| RECORDS TO USE |
-.-.-
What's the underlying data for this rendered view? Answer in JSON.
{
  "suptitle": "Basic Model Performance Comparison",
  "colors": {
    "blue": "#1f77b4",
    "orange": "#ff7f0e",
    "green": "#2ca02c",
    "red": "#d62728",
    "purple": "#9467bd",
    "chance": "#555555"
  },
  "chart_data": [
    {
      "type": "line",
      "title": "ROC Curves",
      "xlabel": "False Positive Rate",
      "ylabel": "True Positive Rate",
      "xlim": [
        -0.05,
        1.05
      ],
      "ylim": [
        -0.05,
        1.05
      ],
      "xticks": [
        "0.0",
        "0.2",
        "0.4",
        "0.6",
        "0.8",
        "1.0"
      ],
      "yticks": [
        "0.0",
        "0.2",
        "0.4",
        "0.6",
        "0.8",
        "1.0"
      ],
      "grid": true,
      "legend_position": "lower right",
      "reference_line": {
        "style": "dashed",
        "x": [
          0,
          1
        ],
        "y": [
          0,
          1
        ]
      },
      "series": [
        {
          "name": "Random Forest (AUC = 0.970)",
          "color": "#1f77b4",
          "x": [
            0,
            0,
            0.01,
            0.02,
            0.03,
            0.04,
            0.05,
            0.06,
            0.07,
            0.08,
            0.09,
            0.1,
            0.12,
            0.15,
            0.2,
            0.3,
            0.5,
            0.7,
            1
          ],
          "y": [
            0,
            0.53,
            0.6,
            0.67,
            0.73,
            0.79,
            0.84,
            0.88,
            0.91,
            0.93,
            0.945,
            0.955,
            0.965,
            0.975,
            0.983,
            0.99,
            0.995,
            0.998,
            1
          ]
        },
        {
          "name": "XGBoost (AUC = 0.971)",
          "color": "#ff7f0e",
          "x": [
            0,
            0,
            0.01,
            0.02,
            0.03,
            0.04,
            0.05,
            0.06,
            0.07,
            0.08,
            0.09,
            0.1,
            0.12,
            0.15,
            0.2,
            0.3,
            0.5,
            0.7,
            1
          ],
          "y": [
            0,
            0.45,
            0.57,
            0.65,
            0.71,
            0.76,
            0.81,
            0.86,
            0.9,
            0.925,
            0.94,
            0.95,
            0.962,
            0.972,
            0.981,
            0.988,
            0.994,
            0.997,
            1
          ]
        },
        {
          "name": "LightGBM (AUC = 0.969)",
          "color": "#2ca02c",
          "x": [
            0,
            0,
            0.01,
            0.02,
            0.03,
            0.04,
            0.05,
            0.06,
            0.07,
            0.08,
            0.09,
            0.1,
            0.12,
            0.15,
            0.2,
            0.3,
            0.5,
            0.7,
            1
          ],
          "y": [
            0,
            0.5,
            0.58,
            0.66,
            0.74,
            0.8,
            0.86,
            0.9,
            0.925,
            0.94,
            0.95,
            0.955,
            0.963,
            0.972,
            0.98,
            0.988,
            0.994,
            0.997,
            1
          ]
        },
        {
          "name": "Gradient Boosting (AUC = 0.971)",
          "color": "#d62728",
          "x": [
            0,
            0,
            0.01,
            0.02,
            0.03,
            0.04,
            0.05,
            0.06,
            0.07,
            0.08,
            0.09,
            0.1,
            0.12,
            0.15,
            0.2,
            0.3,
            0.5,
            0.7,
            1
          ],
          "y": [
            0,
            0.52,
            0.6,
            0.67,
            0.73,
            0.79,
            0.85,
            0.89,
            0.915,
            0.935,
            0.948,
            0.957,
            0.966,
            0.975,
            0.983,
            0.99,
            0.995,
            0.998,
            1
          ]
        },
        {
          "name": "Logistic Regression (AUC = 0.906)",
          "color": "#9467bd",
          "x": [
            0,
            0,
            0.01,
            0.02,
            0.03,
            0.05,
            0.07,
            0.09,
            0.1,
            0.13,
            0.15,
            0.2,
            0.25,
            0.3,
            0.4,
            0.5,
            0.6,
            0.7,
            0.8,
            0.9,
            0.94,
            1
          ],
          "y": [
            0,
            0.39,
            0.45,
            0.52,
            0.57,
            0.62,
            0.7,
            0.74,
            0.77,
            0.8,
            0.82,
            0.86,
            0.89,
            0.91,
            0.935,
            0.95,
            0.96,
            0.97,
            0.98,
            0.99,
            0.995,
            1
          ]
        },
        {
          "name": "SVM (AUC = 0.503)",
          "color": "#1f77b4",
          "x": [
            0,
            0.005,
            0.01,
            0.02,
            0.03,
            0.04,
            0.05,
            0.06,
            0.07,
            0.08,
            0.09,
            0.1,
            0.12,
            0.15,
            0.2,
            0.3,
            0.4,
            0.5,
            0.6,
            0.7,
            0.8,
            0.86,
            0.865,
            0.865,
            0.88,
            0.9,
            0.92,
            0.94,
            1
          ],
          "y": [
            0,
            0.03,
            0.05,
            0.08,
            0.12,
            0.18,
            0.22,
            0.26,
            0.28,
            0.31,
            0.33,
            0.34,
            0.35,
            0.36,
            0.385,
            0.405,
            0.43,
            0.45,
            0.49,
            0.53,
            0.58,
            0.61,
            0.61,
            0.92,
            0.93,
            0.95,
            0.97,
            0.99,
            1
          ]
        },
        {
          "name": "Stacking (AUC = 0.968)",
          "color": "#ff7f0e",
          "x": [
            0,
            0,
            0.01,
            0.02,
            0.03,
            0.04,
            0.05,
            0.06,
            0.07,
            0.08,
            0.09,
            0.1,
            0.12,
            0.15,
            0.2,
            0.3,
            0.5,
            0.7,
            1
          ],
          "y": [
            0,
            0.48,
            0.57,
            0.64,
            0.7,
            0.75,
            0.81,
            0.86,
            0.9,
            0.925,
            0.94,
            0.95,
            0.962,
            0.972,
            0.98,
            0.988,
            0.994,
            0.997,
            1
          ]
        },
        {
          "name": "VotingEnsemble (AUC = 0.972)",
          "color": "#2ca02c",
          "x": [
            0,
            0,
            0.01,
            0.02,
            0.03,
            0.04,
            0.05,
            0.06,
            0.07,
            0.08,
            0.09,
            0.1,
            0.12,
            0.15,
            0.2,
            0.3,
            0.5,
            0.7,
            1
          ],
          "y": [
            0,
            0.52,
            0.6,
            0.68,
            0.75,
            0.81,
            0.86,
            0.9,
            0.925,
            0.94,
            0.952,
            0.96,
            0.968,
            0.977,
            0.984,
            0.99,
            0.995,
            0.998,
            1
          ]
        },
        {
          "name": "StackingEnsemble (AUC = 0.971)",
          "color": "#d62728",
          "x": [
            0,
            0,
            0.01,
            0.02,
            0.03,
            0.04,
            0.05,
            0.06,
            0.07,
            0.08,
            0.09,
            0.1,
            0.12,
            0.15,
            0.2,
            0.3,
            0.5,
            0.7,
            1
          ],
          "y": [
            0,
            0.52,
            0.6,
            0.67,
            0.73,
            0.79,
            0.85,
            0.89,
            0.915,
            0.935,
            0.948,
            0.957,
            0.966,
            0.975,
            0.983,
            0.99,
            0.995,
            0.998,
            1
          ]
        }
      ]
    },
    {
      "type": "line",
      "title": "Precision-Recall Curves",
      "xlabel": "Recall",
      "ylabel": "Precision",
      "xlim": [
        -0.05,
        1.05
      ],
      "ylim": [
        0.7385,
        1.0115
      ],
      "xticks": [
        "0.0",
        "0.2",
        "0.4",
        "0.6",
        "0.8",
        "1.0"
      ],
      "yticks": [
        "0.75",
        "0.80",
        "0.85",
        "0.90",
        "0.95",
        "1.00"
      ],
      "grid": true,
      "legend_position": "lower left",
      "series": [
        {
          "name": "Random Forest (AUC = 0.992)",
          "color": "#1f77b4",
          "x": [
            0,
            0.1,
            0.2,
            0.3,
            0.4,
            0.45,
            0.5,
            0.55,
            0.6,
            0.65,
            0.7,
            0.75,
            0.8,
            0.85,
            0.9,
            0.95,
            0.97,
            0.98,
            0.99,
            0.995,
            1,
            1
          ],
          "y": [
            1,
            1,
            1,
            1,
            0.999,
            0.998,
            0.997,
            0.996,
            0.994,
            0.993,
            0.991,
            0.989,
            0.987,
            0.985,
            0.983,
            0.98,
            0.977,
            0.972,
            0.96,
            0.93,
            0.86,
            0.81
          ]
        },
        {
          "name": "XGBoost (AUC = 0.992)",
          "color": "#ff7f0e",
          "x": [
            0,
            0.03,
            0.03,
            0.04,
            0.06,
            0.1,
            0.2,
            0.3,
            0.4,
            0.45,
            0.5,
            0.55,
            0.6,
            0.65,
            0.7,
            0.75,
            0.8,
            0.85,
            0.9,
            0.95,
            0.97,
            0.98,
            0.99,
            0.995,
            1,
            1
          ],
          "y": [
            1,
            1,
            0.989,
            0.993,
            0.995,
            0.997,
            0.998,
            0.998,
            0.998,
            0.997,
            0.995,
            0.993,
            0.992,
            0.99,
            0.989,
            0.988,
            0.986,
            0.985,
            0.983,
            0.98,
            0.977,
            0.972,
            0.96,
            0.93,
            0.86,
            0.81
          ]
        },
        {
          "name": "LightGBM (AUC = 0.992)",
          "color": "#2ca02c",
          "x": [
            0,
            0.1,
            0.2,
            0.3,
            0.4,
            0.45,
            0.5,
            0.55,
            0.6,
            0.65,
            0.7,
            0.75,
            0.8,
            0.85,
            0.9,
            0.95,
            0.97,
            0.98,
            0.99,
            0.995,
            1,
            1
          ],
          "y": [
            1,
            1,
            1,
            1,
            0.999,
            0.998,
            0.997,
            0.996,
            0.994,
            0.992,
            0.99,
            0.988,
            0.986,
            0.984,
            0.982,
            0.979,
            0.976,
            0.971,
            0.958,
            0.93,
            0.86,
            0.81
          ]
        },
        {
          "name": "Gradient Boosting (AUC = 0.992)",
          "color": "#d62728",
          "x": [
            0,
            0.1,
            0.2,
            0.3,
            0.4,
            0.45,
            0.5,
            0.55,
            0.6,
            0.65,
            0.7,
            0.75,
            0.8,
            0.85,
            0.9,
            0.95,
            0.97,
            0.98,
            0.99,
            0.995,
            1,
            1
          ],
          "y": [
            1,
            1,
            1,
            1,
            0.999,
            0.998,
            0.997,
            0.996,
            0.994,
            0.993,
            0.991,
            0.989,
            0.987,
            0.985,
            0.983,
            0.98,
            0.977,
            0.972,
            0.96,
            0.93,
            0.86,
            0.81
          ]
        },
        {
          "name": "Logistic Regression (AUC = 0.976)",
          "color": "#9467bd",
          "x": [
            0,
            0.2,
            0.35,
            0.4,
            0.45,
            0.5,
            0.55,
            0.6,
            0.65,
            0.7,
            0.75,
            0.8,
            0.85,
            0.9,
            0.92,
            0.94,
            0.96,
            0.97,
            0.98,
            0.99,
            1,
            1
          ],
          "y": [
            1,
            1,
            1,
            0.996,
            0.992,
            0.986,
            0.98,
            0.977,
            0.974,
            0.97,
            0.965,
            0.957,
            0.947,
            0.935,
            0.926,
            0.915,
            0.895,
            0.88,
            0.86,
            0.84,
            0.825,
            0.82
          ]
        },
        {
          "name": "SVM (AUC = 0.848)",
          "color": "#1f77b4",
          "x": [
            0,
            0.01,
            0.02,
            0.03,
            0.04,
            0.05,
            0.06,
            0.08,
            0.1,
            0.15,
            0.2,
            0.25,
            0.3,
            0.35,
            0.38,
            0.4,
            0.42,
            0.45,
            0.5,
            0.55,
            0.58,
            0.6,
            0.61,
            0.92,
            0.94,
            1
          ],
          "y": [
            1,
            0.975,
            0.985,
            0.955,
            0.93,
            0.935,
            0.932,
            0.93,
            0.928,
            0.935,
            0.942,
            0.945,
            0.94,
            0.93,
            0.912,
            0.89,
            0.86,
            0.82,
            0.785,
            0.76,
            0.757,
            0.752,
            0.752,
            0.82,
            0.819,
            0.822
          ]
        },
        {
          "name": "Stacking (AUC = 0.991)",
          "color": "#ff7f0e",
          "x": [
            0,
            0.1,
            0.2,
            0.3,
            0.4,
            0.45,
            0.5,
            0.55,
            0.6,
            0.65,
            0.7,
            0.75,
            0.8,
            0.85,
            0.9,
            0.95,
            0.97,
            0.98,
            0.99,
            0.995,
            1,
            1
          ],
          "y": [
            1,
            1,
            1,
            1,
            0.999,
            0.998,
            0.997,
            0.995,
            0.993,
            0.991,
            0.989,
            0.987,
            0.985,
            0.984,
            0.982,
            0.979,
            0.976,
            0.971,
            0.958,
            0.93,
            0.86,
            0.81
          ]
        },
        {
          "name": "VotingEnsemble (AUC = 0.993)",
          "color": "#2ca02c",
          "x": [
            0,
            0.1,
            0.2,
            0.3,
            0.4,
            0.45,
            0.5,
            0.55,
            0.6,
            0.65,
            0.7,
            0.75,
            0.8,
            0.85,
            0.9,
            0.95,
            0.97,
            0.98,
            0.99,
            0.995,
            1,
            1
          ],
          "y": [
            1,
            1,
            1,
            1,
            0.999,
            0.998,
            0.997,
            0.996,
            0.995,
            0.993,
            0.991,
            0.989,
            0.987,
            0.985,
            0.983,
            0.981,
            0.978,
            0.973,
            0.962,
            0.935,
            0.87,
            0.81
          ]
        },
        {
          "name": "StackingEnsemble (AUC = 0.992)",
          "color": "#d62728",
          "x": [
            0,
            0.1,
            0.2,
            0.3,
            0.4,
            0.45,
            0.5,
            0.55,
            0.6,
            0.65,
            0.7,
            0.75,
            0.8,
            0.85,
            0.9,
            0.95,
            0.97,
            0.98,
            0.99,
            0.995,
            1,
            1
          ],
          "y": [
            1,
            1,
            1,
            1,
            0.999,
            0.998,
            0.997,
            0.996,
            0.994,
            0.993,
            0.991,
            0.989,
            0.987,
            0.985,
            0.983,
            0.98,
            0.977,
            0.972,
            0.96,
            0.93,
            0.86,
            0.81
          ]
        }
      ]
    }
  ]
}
-.-.-
| GIVEN PROBLEM |
Gather each line of the listing containing the word "Random" and show it.

| WRITTEN RESPONSE |
          "name": "Random Forest (AUC = 0.970)",
          "name": "Random Forest (AUC = 0.992)",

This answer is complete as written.